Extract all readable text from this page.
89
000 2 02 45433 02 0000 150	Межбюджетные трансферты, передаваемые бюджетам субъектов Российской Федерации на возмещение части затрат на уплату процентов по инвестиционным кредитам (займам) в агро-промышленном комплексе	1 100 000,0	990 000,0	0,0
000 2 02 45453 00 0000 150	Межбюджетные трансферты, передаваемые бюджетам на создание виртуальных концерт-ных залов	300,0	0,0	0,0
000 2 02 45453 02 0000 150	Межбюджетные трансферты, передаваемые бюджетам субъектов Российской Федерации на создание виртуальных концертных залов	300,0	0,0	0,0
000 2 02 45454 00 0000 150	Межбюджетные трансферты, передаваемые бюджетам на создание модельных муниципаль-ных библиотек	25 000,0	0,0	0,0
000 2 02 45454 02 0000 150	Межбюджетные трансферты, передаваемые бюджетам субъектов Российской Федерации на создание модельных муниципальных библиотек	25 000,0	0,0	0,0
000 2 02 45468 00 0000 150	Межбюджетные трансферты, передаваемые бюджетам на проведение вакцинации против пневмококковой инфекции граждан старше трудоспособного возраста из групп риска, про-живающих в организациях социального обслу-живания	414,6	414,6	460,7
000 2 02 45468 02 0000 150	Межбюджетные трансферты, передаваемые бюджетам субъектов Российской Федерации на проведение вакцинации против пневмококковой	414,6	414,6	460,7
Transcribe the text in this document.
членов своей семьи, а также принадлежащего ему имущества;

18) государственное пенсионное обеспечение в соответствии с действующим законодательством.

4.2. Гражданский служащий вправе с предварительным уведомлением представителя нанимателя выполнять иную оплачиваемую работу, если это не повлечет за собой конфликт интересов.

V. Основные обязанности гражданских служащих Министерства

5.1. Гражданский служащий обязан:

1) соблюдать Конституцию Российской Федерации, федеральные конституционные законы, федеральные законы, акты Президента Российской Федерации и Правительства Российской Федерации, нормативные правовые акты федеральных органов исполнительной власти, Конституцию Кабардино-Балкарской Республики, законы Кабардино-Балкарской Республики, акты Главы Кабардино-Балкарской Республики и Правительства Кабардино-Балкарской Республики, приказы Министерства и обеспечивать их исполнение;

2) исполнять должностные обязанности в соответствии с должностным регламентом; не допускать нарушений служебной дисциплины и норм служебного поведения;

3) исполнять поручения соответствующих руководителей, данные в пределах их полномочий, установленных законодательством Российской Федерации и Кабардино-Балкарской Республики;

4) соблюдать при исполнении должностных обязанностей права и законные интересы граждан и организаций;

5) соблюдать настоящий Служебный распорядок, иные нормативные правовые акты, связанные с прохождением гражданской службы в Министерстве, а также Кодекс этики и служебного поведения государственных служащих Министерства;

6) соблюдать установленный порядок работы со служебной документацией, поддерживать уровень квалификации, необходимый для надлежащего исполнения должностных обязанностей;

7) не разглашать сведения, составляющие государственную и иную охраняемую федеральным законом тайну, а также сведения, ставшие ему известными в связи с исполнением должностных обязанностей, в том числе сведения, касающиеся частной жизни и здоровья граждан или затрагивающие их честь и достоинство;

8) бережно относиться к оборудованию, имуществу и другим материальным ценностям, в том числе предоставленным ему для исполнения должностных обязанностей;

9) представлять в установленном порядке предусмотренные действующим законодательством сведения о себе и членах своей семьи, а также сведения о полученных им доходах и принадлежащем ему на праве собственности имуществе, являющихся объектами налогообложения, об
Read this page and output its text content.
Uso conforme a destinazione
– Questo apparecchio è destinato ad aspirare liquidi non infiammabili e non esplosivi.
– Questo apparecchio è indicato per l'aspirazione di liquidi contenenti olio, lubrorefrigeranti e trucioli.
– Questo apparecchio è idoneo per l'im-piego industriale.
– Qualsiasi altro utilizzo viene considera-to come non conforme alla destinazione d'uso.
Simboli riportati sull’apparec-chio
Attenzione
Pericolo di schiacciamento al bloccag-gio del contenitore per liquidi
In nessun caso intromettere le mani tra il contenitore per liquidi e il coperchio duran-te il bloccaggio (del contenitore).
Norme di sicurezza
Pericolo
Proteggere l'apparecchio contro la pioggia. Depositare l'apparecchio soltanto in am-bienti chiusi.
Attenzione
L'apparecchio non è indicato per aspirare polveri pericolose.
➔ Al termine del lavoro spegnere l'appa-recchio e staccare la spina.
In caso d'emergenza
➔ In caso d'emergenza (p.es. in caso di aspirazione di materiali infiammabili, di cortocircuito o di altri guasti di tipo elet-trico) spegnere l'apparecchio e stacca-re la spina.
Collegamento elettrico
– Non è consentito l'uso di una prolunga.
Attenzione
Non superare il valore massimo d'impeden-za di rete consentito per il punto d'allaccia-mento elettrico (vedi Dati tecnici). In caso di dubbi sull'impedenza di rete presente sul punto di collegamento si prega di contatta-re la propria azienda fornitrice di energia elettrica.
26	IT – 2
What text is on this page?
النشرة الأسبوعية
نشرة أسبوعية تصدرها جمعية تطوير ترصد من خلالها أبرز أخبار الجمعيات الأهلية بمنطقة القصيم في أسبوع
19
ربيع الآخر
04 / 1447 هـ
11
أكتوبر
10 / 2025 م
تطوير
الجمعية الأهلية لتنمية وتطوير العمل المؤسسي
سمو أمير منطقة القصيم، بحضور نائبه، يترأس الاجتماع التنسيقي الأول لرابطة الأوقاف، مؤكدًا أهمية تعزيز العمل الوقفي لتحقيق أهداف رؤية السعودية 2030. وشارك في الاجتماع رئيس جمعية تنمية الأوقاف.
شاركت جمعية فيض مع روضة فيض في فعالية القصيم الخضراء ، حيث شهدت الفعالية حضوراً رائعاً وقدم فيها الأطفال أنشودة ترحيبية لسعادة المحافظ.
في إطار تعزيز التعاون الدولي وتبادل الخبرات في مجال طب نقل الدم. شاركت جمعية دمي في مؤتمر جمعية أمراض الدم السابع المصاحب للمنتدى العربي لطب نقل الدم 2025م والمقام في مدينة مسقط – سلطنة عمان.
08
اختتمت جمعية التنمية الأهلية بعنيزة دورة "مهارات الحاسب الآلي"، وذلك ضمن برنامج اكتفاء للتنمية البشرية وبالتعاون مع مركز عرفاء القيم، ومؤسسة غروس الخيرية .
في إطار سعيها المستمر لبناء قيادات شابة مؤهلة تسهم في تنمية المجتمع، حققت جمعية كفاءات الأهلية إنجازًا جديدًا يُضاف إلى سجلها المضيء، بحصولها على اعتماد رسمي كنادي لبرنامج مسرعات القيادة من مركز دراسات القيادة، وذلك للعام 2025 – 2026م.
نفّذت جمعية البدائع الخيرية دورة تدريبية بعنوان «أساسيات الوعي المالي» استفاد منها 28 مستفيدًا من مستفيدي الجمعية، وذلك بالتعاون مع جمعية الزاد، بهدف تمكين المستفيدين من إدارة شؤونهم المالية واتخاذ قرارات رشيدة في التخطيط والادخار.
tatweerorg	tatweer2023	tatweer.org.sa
·····
Reproduce each line from the records that contains the word "исполнения".

6) соблюдать установленный порядок работы со служебной документацией, поддерживать уровень квалификации, необходимый для надлежащего исполнения должностных обязанностей;
8) бережно относиться к оборудованию, имуществу и другим материальным ценностям, в том числе предоставленным ему для исполнения должностных обязанностей;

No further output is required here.